*What is expected:* Please transcribe the records precisely; pictures stay out of your copy.

*Data for this exercise:*
# # #
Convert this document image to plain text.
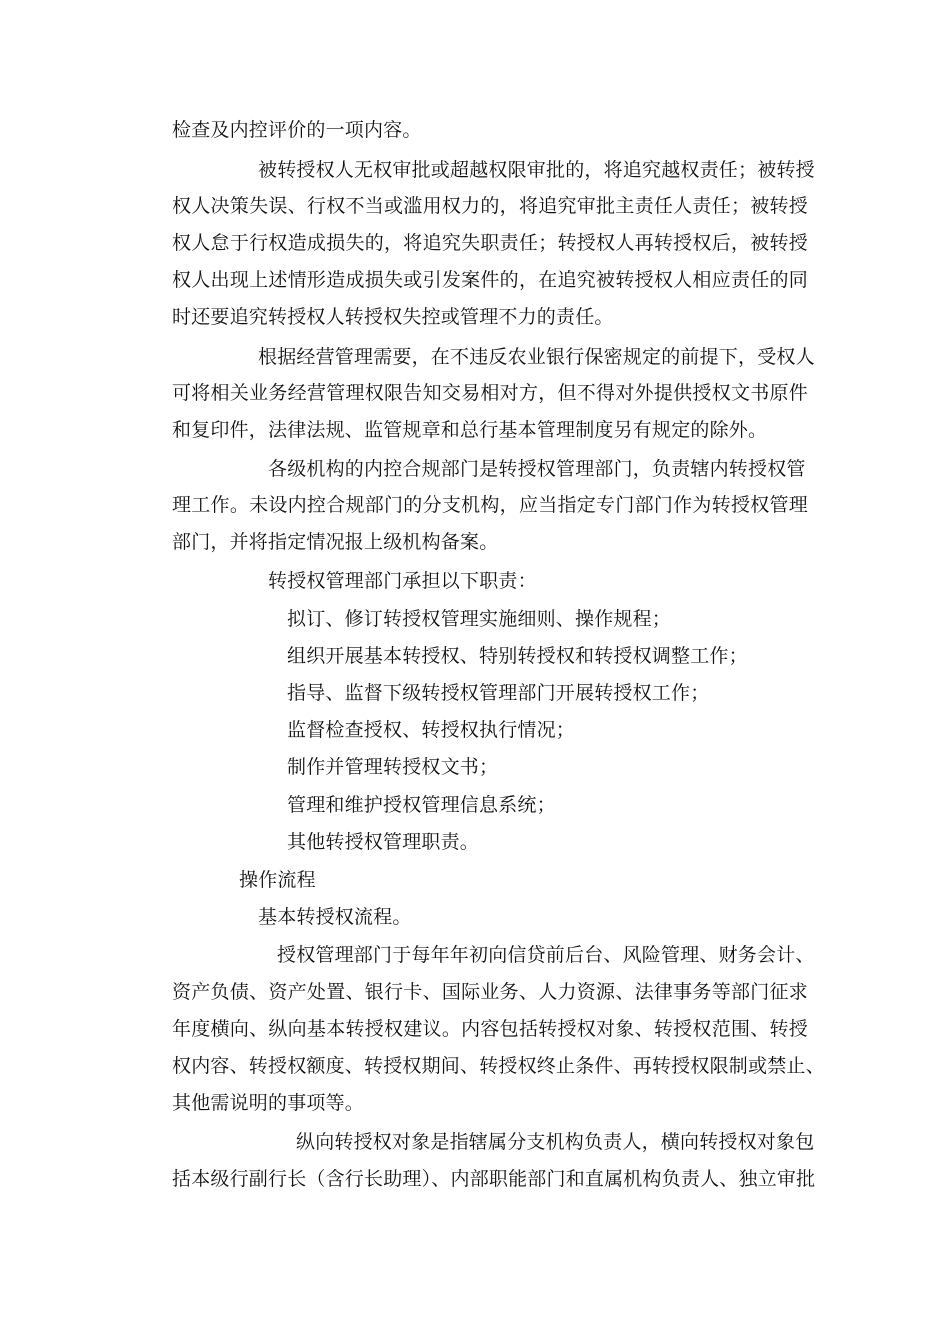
检查及内控评价的一项内容。
被转授权人无权审批或超越权限审批的，将追究越权责任；被转授
权人决策失误、行权不当或滥用权力的，将追究审批主责任人责任；被转授
权人怠于行权造成损失的，将追究失职责任；转授权人再转授权后，被转授
权人出现上述情形造成损失或引发案件的，在追究被转授权人相应责任的同
时还要追究转授权人转授权失控或管理不力的责任。
根据经营管理需要，在不违反农业银行保密规定的前提下，受权人
可将相关业务经营管理权限告知交易相对方，但不得对外提供授权文书原件
和复印件，法律法规、监管规章和总行基本管理制度另有规定的除外。
各级机构的内控合规部门是转授权管理部门，负责辖内转授权管
理工作。未设内控合规部门的分支机构，应当指定专门部门作为转授权管理
部门，并将指定情况报上级机构备案。
转授权管理部门承担以下职责：
拟订、修订转授权管理实施细则、操作规程；
组织开展基本转授权、特别转授权和转授权调整工作；
指导、监督下级转授权管理部门开展转授权工作；
监督检查授权、转授权执行情况；
制作并管理转授权文书；
管理和维护授权管理信息系统；
其他转授权管理职责。
操作流程
基本转授权流程。
授权管理部门于每年年初向信贷前后台、风险管理、财务会计、
资产负债、资产处置、银行卡、国际业务、人力资源、法律事务等部门征求
年度横向、纵向基本转授权建议。内容包括转授权对象、转授权范围、转授
权内容、转授权额度、转授权期间、转授权终止条件、再转授权限制或禁止、
其他需说明的事项等。
纵向转授权对象是指辖属分支机构负责人，横向转授权对象包
括本级行副行长（含行长助理）、内部职能部门和直属机构负责人、独立审批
# # #
*Expected answer:*
Convert this document image to plain text.
检查及内控评价的一项内容。
被转授权人无权审批或超越权限审批的，将追究越权责任；被转授
权人决策失误、行权不当或滥用权力的，将追究审批主责任人责任；被转授
权人怠于行权造成损失的，将追究失职责任；转授权人再转授权后，被转授
权人出现上述情形造成损失或引发案件的，在追究被转授权人相应责任的同
时还要追究转授权人转授权失控或管理不力的责任。
根据经营管理需要，在不违反农业银行保密规定的前提下，受权人
可将相关业务经营管理权限告知交易相对方，但不得对外提供授权文书原件
和复印件，法律法规、监管规章和总行基本管理制度另有规定的除外。
各级机构的内控合规部门是转授权管理部门，负责辖内转授权管
理工作。未设内控合规部门的分支机构，应当指定专门部门作为转授权管理
部门，并将指定情况报上级机构备案。
转授权管理部门承担以下职责：
拟订、修订转授权管理实施细则、操作规程；
组织开展基本转授权、特别转授权和转授权调整工作；
指导、监督下级转授权管理部门开展转授权工作；
监督检查授权、转授权执行情况；
制作并管理转授权文书；
管理和维护授权管理信息系统；
其他转授权管理职责。
操作流程
基本转授权流程。
授权管理部门于每年年初向信贷前后台、风险管理、财务会计、
资产负债、资产处置、银行卡、国际业务、人力资源、法律事务等部门征求
年度横向、纵向基本转授权建议。内容包括转授权对象、转授权范围、转授
权内容、转授权额度、转授权期间、转授权终止条件、再转授权限制或禁止、
其他需说明的事项等。
纵向转授权对象是指辖属分支机构负责人，横向转授权对象包
括本级行副行长（含行长助理）、内部职能部门和直属机构负责人、独立审批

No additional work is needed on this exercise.